EXERCISE OBJECTIVE: Copy each line exactly. Drop every picture.

[Saved data entries]
++++++

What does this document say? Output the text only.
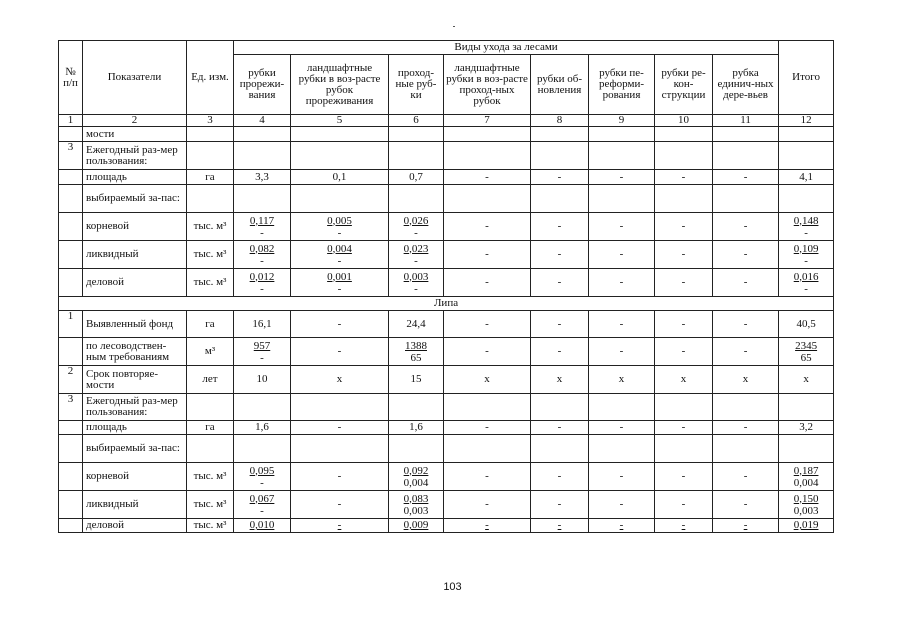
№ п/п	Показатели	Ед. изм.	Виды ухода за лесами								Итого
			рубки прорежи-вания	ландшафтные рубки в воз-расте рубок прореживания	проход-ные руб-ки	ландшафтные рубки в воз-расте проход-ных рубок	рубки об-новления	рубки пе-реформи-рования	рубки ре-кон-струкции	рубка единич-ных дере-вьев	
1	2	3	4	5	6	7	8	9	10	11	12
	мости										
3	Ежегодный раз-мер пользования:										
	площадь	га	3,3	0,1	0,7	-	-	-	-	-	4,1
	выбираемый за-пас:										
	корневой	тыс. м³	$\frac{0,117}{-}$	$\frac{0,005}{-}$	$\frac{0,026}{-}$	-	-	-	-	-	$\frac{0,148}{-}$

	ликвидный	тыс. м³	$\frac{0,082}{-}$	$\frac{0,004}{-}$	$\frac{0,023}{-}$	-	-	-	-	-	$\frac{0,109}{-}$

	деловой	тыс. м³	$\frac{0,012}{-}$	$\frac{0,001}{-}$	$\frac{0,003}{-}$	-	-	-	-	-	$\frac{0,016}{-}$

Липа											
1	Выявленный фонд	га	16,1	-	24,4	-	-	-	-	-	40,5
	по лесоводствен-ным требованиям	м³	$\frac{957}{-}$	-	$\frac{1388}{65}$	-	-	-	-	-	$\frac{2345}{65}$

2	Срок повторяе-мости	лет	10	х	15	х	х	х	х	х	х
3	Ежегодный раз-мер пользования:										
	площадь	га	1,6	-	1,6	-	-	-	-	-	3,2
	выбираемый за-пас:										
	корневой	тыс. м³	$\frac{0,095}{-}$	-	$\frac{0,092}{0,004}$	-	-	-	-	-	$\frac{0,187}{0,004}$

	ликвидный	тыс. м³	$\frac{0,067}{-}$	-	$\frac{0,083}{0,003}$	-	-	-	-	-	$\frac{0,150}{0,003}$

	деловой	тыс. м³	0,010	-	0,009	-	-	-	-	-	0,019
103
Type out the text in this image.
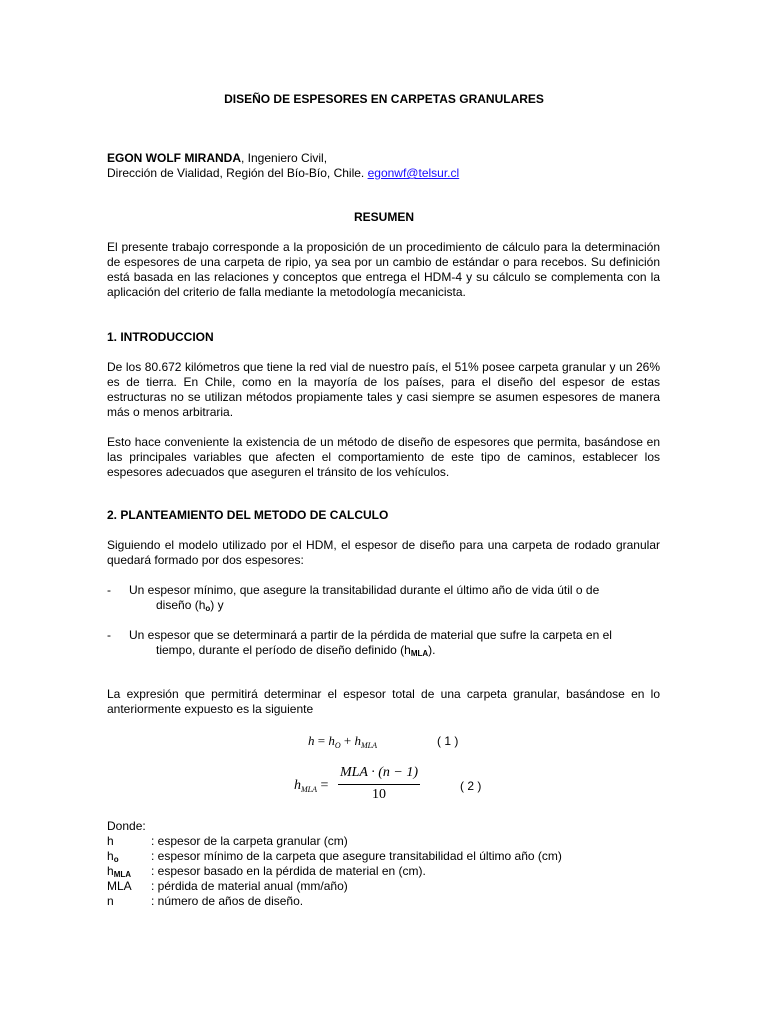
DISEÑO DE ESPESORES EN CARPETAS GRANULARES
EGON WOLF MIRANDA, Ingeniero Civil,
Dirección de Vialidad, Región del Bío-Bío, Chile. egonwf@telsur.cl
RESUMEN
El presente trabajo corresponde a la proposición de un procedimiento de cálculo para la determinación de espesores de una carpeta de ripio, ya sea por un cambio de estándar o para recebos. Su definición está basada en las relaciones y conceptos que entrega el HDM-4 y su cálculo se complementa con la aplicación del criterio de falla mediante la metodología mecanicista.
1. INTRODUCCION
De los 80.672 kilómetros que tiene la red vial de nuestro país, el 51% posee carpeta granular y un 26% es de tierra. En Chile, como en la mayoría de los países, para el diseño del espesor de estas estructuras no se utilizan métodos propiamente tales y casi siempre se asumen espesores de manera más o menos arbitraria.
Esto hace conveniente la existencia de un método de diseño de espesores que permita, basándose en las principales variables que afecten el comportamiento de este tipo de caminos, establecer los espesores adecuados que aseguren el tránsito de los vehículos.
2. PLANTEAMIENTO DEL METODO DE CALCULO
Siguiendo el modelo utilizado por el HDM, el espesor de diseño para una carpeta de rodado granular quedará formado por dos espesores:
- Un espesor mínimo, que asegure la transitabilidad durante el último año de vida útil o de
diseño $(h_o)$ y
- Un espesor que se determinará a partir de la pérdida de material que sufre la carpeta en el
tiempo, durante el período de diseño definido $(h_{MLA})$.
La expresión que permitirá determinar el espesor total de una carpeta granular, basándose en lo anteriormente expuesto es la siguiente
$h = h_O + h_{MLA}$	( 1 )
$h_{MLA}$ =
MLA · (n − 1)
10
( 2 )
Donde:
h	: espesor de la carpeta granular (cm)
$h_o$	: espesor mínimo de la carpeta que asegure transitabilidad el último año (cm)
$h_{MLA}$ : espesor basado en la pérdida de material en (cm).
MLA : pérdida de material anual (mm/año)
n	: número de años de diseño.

++++++

THE OUTPUT:
What does this document say? Output the text only.
№ п/п	Показатели	Ед. изм.	Виды ухода за лесами								Итого
			рубки прорежи-вания	ландшафтные рубки в воз-расте рубок прореживания	проход-ные руб-ки	ландшафтные рубки в воз-расте проход-ных рубок	рубки об-новления	рубки пе-реформи-рования	рубки ре-кон-струкции	рубка единич-ных дере-вьев	
1	2	3	4	5	6	7	8	9	10	11	12
	мости										
3	Ежегодный раз-мер пользования:										
	площадь	га	3,3	0,1	0,7	-	-	-	-	-	4,1
	выбираемый за-пас:										
	корневой	тыс. м³	$\frac{0,117}{-}$	$\frac{0,005}{-}$	$\frac{0,026}{-}$	-	-	-	-	-	$\frac{0,148}{-}$

	ликвидный	тыс. м³	$\frac{0,082}{-}$	$\frac{0,004}{-}$	$\frac{0,023}{-}$	-	-	-	-	-	$\frac{0,109}{-}$

	деловой	тыс. м³	$\frac{0,012}{-}$	$\frac{0,001}{-}$	$\frac{0,003}{-}$	-	-	-	-	-	$\frac{0,016}{-}$

Липа											
1	Выявленный фонд	га	16,1	-	24,4	-	-	-	-	-	40,5
	по лесоводствен-ным требованиям	м³	$\frac{957}{-}$	-	$\frac{1388}{65}$	-	-	-	-	-	$\frac{2345}{65}$

2	Срок повторяе-мости	лет	10	х	15	х	х	х	х	х	х
3	Ежегодный раз-мер пользования:										
	площадь	га	1,6	-	1,6	-	-	-	-	-	3,2
	выбираемый за-пас:										
	корневой	тыс. м³	$\frac{0,095}{-}$	-	$\frac{0,092}{0,004}$	-	-	-	-	-	$\frac{0,187}{0,004}$

	ликвидный	тыс. м³	$\frac{0,067}{-}$	-	$\frac{0,083}{0,003}$	-	-	-	-	-	$\frac{0,150}{0,003}$

	деловой	тыс. м³	0,010	-	0,009	-	-	-	-	-	0,019
103
Type out the text in this image.
DISEÑO DE ESPESORES EN CARPETAS GRANULARES
EGON WOLF MIRANDA, Ingeniero Civil,
Dirección de Vialidad, Región del Bío-Bío, Chile. egonwf@telsur.cl
RESUMEN
El presente trabajo corresponde a la proposición de un procedimiento de cálculo para la determinación de espesores de una carpeta de ripio, ya sea por un cambio de estándar o para recebos. Su definición está basada en las relaciones y conceptos que entrega el HDM-4 y su cálculo se complementa con la aplicación del criterio de falla mediante la metodología mecanicista.
1. INTRODUCCION
De los 80.672 kilómetros que tiene la red vial de nuestro país, el 51% posee carpeta granular y un 26% es de tierra. En Chile, como en la mayoría de los países, para el diseño del espesor de estas estructuras no se utilizan métodos propiamente tales y casi siempre se asumen espesores de manera más o menos arbitraria.
Esto hace conveniente la existencia de un método de diseño de espesores que permita, basándose en las principales variables que afecten el comportamiento de este tipo de caminos, establecer los espesores adecuados que aseguren el tránsito de los vehículos.
2. PLANTEAMIENTO DEL METODO DE CALCULO
Siguiendo el modelo utilizado por el HDM, el espesor de diseño para una carpeta de rodado granular quedará formado por dos espesores:
- Un espesor mínimo, que asegure la transitabilidad durante el último año de vida útil o de
diseño $(h_o)$ y
- Un espesor que se determinará a partir de la pérdida de material que sufre la carpeta en el
tiempo, durante el período de diseño definido $(h_{MLA})$.
La expresión que permitirá determinar el espesor total de una carpeta granular, basándose en lo anteriormente expuesto es la siguiente
$h = h_O + h_{MLA}$	( 1 )
$h_{MLA}$ =
MLA · (n − 1)
10
( 2 )
Donde:
h	: espesor de la carpeta granular (cm)
$h_o$	: espesor mínimo de la carpeta que asegure transitabilidad el último año (cm)
$h_{MLA}$ : espesor basado en la pérdida de material en (cm).
MLA : pérdida de material anual (mm/año)
n	: número de años de diseño.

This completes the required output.